#### AVAILABLE RECORDS

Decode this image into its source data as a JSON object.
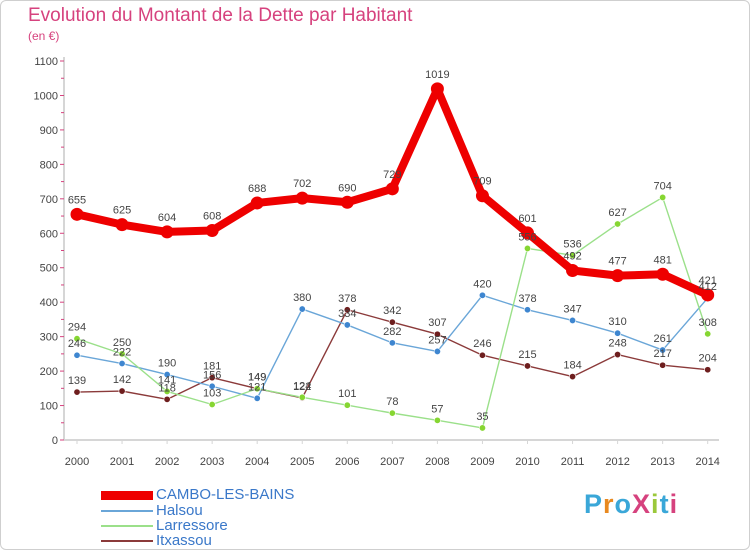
{
  "title": "Evolution du Montant de la Dette par Habitant",
  "subtitle": "(en €)",
  "logo": {
    "text": "ProXiti",
    "colors": [
      "#3aa7d8",
      "#e8891f",
      "#3aa7d8",
      "#d6427e",
      "#9bc83b",
      "#3aa7d8",
      "#d6427e"
    ]
  },
  "colors": {
    "accent": "#d6427e",
    "axis": "#d6d6d6",
    "tick": "#d6427e"
  },
  "chart_data": {
    "type": "line",
    "title": "Evolution du Montant de la Dette par Habitant",
    "ylabel": "(en €)",
    "xlabel": "",
    "x": [
      "2000",
      "2001",
      "2002",
      "2003",
      "2004",
      "2005",
      "2006",
      "2007",
      "2008",
      "2009",
      "2010",
      "2011",
      "2012",
      "2013",
      "2014"
    ],
    "ylim": [
      0,
      1100
    ],
    "yticks": [
      0,
      100,
      200,
      300,
      400,
      500,
      600,
      700,
      800,
      900,
      1000,
      1100
    ],
    "grid": false,
    "legend_position": "bottom-left",
    "series": [
      {
        "name": "CAMBO-LES-BAINS",
        "color": "#ee0000",
        "marker": "#ee0000",
        "values": [
          655,
          625,
          604,
          608,
          688,
          702,
          690,
          729,
          1019,
          709,
          601,
          492,
          477,
          481,
          421
        ]
      },
      {
        "name": "Halsou",
        "color": "#6aa6d8",
        "marker": "#3e86d0",
        "values": [
          246,
          222,
          190,
          156,
          121,
          380,
          334,
          282,
          257,
          420,
          378,
          347,
          310,
          261,
          412
        ]
      },
      {
        "name": "Larressore",
        "color": "#9be08a",
        "marker": "#86d632",
        "values": [
          294,
          250,
          141,
          103,
          149,
          124,
          101,
          78,
          57,
          35,
          556,
          536,
          627,
          704,
          308
        ]
      },
      {
        "name": "Itxassou",
        "color": "#8b3a3a",
        "marker": "#6e1e1e",
        "values": [
          139,
          142,
          118,
          181,
          149,
          122,
          378,
          342,
          307,
          246,
          215,
          184,
          248,
          217,
          204
        ]
      }
    ],
    "data_labels": [
      [
        "655",
        "625",
        "604",
        "608",
        "688",
        "702",
        "690",
        "729",
        "1019",
        "709",
        "601",
        "492",
        "477",
        "481",
        "421"
      ],
      [
        "246",
        "222",
        "190",
        "156",
        "121",
        "380",
        "334",
        "282",
        "257",
        "420",
        "378",
        "347",
        "310",
        "261",
        "412"
      ],
      [
        "294",
        "250",
        "141",
        "103",
        "149",
        "124",
        "101",
        "78",
        "57",
        "35",
        "556",
        "536",
        "627",
        "704",
        "308"
      ],
      [
        "139",
        "142",
        "118",
        "181",
        "149",
        "122",
        "378",
        "342",
        "307",
        "246",
        "215",
        "184",
        "248",
        "217",
        "204"
      ]
    ]
  }
}
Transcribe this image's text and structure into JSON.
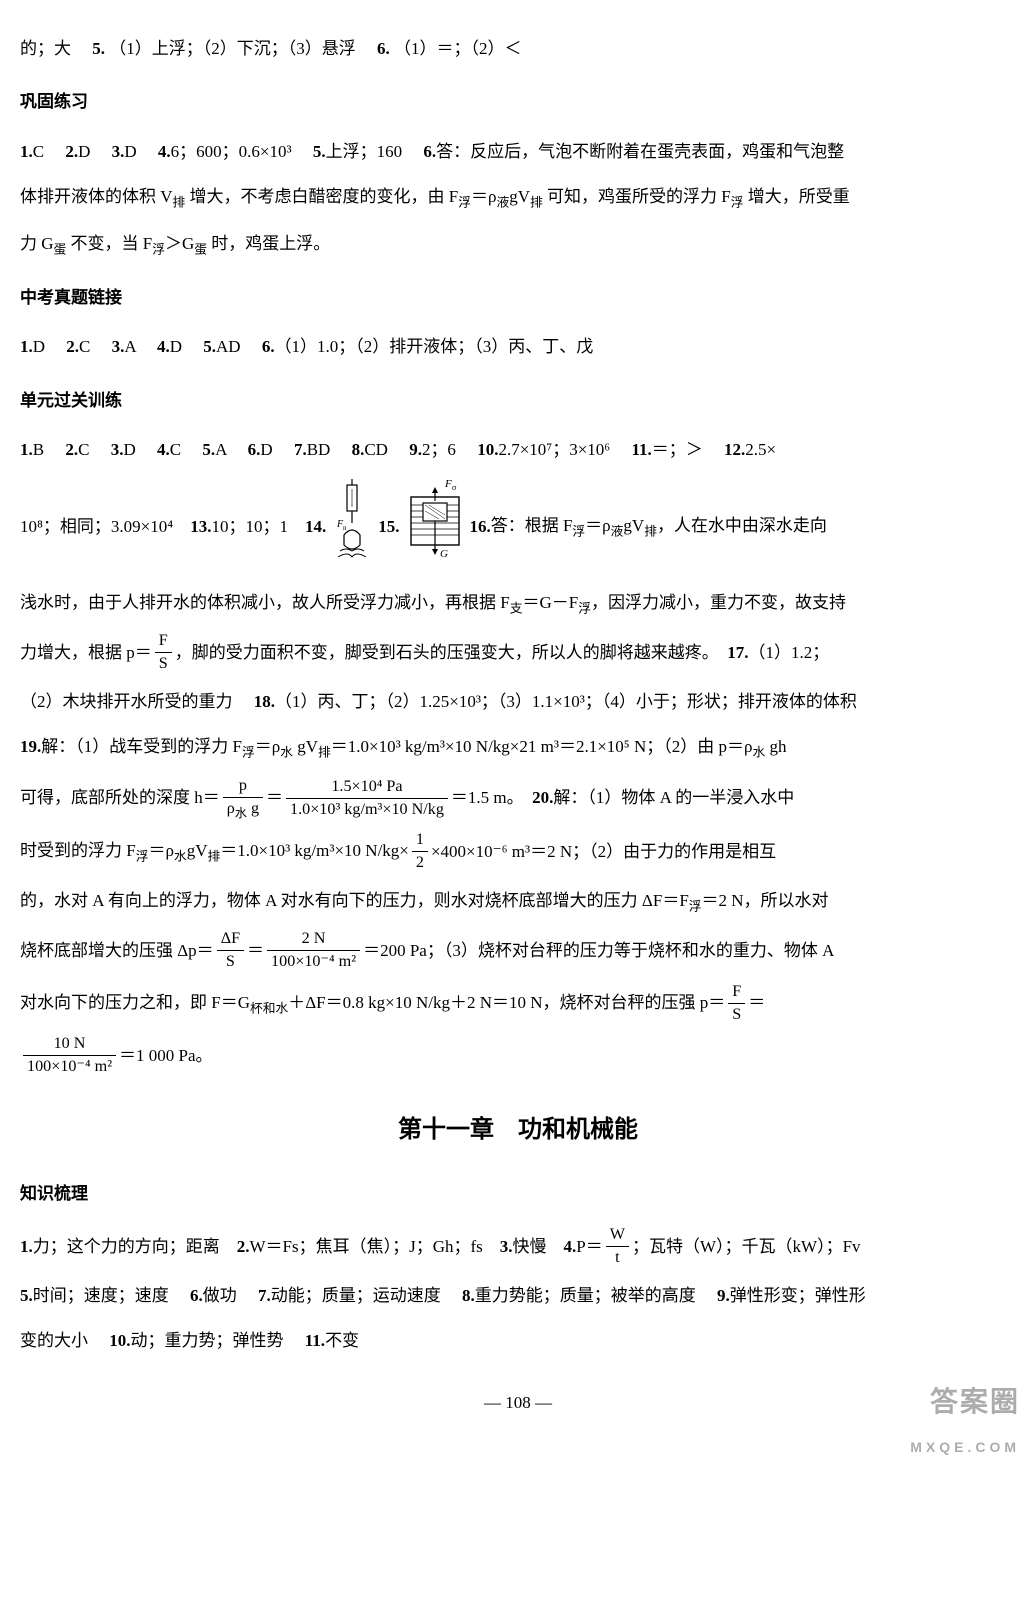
{
  "top_line": {
    "prefix": "的；大　",
    "a5": "5.",
    "a5_text": "（1）上浮；（2）下沉；（3）悬浮　",
    "a6": "6.",
    "a6_text": "（1）＝；（2）＜"
  },
  "section1": {
    "heading": "巩固练习",
    "line1": {
      "a1": "1.",
      "a1v": "C　",
      "a2": "2.",
      "a2v": "D　",
      "a3": "3.",
      "a3v": "D　",
      "a4": "4.",
      "a4v": "6；600；0.6×10³　",
      "a5": "5.",
      "a5v": "上浮；160　",
      "a6": "6.",
      "a6v": "答：反应后，气泡不断附着在蛋壳表面，鸡蛋和气泡整"
    },
    "line2": "体排开液体的体积 V<sub>排</sub> 增大，不考虑白醋密度的变化，由 F<sub>浮</sub>＝ρ<sub>液</sub>gV<sub>排</sub> 可知，鸡蛋所受的浮力 F<sub>浮</sub> 增大，所受重",
    "line3": "力 G<sub>蛋</sub> 不变，当 F<sub>浮</sub>＞G<sub>蛋</sub> 时，鸡蛋上浮。"
  },
  "section2": {
    "heading": "中考真题链接",
    "line1": {
      "a1": "1.",
      "a1v": "D　",
      "a2": "2.",
      "a2v": "C　",
      "a3": "3.",
      "a3v": "A　",
      "a4": "4.",
      "a4v": "D　",
      "a5": "5.",
      "a5v": "AD　",
      "a6": "6.",
      "a6v": "（1）1.0；（2）排开液体；（3）丙、丁、戊"
    }
  },
  "section3": {
    "heading": "单元过关训练",
    "l1": {
      "a1": "1.",
      "a1v": "B　",
      "a2": "2.",
      "a2v": "C　",
      "a3": "3.",
      "a3v": "D　",
      "a4": "4.",
      "a4v": "C　",
      "a5": "5.",
      "a5v": "A　",
      "a6": "6.",
      "a6v": "D　",
      "a7": "7.",
      "a7v": "BD　",
      "a8": "8.",
      "a8v": "CD　",
      "a9": "9.",
      "a9v": "2；6　",
      "a10": "10.",
      "a10v": "2.7×10⁷；3×10⁶　",
      "a11": "11.",
      "a11v": "＝；＞　",
      "a12": "12.",
      "a12v": "2.5×"
    },
    "l2": {
      "pre": "10⁸；相同；3.09×10⁴　",
      "a13": "13.",
      "a13v": "10；10；1　",
      "a14": "14.",
      "a15": "15.",
      "a16": "16.",
      "a16v": "答：根据 F<sub>浮</sub>＝ρ<sub>液</sub>gV<sub>排</sub>，人在水中由深水走向"
    },
    "l3": "浅水时，由于人排开水的体积减小，故人所受浮力减小，再根据 F<sub>支</sub>＝G－F<sub>浮</sub>，因浮力减小，重力不变，故支持",
    "l4a": "力增大，根据 p＝",
    "l4b": "，脚的受力面积不变，脚受到石头的压强变大，所以人的脚将越来越疼。　",
    "a17": "17.",
    "a17v": "（1）1.2；",
    "l5": {
      "pre": "（2）木块排开水所受的重力　",
      "a18": "18.",
      "a18v": "（1）丙、丁；（2）1.25×10³；（3）1.1×10³；（4）小于；形状；排开液体的体积"
    },
    "l6": {
      "a19": "19.",
      "a19v": "解：（1）战车受到的浮力 F<sub>浮</sub>＝ρ<sub>水</sub> gV<sub>排</sub>＝1.0×10³ kg/m³×10 N/kg×21 m³＝2.1×10⁵ N；（2）由 p＝ρ<sub>水</sub> gh"
    },
    "l7a": "可得，底部所处的深度 h＝",
    "l7b": "＝",
    "l7c": "＝1.5 m。　",
    "a20": "20.",
    "a20v": "解：（1）物体 A 的一半浸入水中",
    "l8a": "时受到的浮力 F<sub>浮</sub>＝ρ<sub>水</sub>gV<sub>排</sub>＝1.0×10³ kg/m³×10 N/kg×",
    "l8b": "×400×10⁻⁶ m³＝2 N；（2）由于力的作用是相互",
    "l9": "的，水对 A 有向上的浮力，物体 A 对水有向下的压力，则水对烧杯底部增大的压力 ΔF＝F<sub>浮</sub>＝2 N，所以水对",
    "l10a": "烧杯底部增大的压强 Δp＝",
    "l10b": "＝",
    "l10c": "＝200 Pa；（3）烧杯对台秤的压力等于烧杯和水的重力、物体 A",
    "l11a": "对水向下的压力之和，即 F＝G<sub>杯和水</sub>＋ΔF＝0.8 kg×10 N/kg＋2 N＝10 N，烧杯对台秤的压强 p＝",
    "l11b": "＝",
    "l12a": "＝1 000 Pa。",
    "frac1_num": "F",
    "frac1_den": "S",
    "frac2_num": "p",
    "frac2_den": "ρ<sub>水</sub> g",
    "frac3_num": "1.5×10⁴ Pa",
    "frac3_den": "1.0×10³ kg/m³×10 N/kg",
    "frac4_num": "1",
    "frac4_den": "2",
    "frac5_num": "ΔF",
    "frac5_den": "S",
    "frac6_num": "2 N",
    "frac6_den": "100×10⁻⁴ m²",
    "frac7_num": "F",
    "frac7_den": "S",
    "frac8_num": "10 N",
    "frac8_den": "100×10⁻⁴ m²"
  },
  "chapter": {
    "title": "第十一章　功和机械能",
    "sub": "知识梳理",
    "l1": {
      "a1": "1.",
      "a1v": "力；这个力的方向；距离　",
      "a2": "2.",
      "a2v": "W＝Fs；焦耳（焦）；J；Gh；fs　",
      "a3": "3.",
      "a3v": "快慢　",
      "a4": "4.",
      "a4a": "P＝",
      "a4b": "；瓦特（W）；千瓦（kW）；Fv"
    },
    "l2": {
      "a5": "5.",
      "a5v": "时间；速度；速度　",
      "a6": "6.",
      "a6v": "做功　",
      "a7": "7.",
      "a7v": "动能；质量；运动速度　",
      "a8": "8.",
      "a8v": "重力势能；质量；被举的高度　",
      "a9": "9.",
      "a9v": "弹性形变；弹性形"
    },
    "l3": {
      "pre": "变的大小　",
      "a10": "10.",
      "a10v": "动；重力势；弹性势　",
      "a11": "11.",
      "a11v": "不变"
    },
    "fracP_num": "W",
    "fracP_den": "t"
  },
  "page_number": "— 108 —",
  "watermark": {
    "line1": "答案圈",
    "line2": "MXQE.COM"
  },
  "diagram14": {
    "label_fn": "F<sub>n</sub>"
  },
  "diagram15": {
    "label_f": "F<sub>σ</sub>",
    "label_g": "G"
  },
  "colors": {
    "text": "#000000",
    "bg": "#ffffff",
    "wm": "#888888"
  }
}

########

**JOB:** Search the records above for "into". Copy each line where it is found.

**WRITTEN ANSWER:**
Decode this image into its source data as a JSON object.
Transcribe this image's text and structure into JSON.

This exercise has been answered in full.